§ **Goal**
Report how many lines of the following entries include the string "including"; respond with the number alone.

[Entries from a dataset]
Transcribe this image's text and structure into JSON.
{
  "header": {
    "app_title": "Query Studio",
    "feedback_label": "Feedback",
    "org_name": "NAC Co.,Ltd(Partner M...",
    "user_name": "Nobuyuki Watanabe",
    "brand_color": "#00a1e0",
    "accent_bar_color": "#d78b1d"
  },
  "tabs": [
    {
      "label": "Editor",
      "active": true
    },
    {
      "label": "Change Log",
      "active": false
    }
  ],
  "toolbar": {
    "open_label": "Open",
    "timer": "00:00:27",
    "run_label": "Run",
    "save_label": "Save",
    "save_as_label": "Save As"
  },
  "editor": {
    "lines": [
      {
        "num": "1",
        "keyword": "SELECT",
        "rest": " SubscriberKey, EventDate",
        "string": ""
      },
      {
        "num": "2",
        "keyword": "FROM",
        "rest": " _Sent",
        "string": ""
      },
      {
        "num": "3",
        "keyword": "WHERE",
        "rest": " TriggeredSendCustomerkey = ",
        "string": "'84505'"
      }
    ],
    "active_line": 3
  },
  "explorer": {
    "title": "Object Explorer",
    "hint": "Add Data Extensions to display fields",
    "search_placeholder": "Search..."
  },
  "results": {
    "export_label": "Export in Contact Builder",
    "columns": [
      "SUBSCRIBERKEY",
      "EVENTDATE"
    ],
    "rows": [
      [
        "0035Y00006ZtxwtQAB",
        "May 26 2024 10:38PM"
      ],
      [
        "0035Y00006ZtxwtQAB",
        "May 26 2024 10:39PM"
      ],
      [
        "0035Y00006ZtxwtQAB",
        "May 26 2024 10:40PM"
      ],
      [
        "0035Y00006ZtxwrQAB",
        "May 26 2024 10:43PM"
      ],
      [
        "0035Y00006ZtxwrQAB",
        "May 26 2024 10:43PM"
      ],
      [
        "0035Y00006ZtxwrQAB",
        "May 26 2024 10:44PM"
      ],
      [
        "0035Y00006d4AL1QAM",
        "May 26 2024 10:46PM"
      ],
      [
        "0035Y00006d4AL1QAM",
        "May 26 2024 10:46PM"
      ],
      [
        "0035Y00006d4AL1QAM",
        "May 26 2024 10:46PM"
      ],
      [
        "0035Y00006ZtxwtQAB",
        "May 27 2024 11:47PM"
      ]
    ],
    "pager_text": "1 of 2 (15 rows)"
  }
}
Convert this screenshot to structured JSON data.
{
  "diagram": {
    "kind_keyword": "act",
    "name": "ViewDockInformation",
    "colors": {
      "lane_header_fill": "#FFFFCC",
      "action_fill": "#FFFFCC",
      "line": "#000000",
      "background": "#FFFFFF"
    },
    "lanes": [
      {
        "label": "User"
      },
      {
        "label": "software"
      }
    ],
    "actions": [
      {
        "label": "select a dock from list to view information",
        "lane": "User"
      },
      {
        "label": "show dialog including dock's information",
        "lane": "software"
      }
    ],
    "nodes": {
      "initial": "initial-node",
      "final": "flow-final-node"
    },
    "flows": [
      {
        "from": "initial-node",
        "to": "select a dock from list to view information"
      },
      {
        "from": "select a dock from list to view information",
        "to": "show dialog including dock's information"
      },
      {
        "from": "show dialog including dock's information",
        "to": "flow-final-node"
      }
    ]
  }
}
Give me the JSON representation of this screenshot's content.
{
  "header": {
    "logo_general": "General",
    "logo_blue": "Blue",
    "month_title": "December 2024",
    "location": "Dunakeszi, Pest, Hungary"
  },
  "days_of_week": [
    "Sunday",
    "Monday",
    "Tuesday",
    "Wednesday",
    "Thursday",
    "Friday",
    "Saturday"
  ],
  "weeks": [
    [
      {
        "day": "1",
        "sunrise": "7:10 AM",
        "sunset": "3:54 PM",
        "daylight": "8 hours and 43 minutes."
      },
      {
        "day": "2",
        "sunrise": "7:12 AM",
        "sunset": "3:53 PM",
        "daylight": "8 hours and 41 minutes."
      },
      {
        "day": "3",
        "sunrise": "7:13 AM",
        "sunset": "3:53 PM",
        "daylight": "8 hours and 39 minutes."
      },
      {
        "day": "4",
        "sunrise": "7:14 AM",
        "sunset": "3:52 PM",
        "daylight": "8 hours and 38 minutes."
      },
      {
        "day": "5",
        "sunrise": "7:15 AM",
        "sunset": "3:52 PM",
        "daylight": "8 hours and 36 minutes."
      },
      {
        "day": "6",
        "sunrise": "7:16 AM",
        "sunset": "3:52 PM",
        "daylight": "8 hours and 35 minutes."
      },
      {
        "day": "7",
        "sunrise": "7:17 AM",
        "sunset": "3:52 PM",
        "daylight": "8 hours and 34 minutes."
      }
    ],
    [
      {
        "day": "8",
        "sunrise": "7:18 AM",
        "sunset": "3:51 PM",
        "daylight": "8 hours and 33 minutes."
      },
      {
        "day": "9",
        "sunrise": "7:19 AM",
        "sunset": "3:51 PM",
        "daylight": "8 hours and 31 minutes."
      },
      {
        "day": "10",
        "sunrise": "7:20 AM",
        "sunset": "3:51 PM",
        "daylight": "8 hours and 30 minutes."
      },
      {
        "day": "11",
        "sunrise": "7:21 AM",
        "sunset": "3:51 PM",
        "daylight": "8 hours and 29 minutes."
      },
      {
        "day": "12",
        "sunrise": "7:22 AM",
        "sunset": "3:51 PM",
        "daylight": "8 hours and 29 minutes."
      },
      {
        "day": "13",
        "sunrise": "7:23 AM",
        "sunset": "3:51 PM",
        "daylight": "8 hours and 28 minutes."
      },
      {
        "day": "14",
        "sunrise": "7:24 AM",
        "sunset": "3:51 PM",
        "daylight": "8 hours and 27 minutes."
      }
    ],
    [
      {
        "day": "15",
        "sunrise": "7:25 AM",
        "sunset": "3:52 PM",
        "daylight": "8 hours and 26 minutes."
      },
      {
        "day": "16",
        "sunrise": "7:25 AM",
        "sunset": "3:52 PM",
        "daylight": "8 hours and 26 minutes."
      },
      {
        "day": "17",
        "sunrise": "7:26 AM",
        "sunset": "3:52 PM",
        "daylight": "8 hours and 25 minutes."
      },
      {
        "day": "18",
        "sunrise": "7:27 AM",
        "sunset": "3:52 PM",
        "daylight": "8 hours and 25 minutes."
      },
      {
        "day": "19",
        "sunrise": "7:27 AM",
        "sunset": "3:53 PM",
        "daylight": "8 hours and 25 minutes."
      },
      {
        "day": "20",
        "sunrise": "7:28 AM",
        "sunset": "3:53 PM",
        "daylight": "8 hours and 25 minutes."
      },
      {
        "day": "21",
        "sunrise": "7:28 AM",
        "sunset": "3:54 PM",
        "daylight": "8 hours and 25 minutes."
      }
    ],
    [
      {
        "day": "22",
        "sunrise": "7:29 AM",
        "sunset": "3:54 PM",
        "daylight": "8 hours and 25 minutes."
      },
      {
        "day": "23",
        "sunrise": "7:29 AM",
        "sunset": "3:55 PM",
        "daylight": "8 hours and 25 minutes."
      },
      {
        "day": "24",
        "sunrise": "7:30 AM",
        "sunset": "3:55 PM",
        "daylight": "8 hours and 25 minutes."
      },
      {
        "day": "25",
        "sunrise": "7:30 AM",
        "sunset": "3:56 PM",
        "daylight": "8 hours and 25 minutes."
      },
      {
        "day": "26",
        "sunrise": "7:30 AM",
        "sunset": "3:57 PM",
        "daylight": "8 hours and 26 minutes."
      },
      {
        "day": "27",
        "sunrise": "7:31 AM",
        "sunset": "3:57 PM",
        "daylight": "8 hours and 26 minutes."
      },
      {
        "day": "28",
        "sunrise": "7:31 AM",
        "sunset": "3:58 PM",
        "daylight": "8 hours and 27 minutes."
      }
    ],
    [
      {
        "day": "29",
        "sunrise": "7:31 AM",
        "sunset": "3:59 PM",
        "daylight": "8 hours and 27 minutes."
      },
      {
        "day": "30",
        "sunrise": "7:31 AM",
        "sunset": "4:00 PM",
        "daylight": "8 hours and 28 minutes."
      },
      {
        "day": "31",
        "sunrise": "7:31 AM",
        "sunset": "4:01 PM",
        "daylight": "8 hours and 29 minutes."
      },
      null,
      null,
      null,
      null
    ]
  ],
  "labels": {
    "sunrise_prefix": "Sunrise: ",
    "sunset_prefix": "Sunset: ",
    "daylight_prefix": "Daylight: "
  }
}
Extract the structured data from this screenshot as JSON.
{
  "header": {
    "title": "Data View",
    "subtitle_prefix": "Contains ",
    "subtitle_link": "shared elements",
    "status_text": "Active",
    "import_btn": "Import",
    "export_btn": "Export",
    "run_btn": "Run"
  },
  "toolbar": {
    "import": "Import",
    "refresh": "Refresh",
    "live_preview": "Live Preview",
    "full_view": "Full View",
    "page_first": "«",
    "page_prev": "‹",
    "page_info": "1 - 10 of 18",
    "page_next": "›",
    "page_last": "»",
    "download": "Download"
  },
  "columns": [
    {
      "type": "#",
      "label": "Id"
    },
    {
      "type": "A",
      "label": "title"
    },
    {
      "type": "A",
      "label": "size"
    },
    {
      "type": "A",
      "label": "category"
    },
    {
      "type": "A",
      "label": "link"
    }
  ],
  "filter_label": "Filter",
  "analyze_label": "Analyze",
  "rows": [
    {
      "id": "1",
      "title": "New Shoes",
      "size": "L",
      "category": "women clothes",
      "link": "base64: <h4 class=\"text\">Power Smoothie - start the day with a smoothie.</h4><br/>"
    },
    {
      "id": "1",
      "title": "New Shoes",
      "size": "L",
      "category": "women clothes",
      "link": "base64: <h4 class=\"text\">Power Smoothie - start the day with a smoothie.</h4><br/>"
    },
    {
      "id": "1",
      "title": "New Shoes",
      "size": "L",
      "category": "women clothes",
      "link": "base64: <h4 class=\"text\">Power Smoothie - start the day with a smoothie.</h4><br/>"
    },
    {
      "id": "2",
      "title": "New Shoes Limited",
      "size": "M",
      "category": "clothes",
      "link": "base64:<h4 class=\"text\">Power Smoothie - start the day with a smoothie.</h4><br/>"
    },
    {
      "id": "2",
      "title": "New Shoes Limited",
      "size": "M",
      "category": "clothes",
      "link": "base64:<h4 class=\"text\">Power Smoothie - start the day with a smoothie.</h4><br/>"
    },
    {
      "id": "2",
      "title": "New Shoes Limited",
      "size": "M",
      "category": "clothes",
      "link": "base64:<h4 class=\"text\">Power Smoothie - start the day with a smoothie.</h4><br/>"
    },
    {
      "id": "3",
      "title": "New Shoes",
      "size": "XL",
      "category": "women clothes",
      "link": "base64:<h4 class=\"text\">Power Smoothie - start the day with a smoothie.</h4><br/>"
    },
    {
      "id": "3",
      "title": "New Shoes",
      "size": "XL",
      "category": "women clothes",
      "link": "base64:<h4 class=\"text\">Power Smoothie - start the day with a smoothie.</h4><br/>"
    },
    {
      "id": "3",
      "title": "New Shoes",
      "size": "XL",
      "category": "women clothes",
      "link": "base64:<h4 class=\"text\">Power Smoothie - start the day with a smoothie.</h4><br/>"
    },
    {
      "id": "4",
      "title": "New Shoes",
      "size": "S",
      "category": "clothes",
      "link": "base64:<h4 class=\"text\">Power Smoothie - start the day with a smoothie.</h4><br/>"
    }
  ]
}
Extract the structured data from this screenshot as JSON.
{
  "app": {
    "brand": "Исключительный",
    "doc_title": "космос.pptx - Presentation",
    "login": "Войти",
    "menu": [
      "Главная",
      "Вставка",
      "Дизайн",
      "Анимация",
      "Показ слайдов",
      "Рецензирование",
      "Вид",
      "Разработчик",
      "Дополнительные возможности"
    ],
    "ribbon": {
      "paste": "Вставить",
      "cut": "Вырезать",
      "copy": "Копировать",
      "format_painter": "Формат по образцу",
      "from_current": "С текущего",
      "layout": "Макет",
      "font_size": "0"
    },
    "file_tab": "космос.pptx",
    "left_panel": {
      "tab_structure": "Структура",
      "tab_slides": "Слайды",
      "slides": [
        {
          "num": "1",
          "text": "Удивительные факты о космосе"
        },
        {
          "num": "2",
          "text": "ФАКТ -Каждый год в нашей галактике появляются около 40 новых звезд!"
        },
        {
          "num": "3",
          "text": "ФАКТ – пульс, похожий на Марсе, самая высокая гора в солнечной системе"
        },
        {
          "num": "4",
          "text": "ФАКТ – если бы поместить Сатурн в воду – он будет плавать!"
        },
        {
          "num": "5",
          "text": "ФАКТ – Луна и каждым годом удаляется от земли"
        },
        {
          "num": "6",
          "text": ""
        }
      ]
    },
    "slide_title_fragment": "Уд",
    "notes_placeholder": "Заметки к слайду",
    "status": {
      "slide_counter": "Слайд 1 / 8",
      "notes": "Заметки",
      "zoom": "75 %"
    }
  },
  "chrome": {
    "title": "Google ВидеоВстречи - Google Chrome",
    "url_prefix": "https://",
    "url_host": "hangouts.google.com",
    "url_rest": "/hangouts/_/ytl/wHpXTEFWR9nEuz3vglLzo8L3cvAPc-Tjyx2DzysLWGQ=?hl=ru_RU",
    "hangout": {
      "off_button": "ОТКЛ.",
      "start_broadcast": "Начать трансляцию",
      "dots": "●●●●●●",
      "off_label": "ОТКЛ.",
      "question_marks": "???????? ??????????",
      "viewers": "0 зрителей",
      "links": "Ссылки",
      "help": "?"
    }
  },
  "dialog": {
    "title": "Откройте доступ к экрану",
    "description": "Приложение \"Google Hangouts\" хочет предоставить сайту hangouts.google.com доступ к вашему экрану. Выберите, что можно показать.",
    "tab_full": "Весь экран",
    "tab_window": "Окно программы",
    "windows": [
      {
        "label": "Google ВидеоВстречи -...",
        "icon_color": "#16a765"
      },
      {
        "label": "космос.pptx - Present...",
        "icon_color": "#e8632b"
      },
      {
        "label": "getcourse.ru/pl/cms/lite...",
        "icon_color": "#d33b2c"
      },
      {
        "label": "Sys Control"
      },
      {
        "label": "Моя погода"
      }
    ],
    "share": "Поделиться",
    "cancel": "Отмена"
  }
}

§ **Solution to this task**
3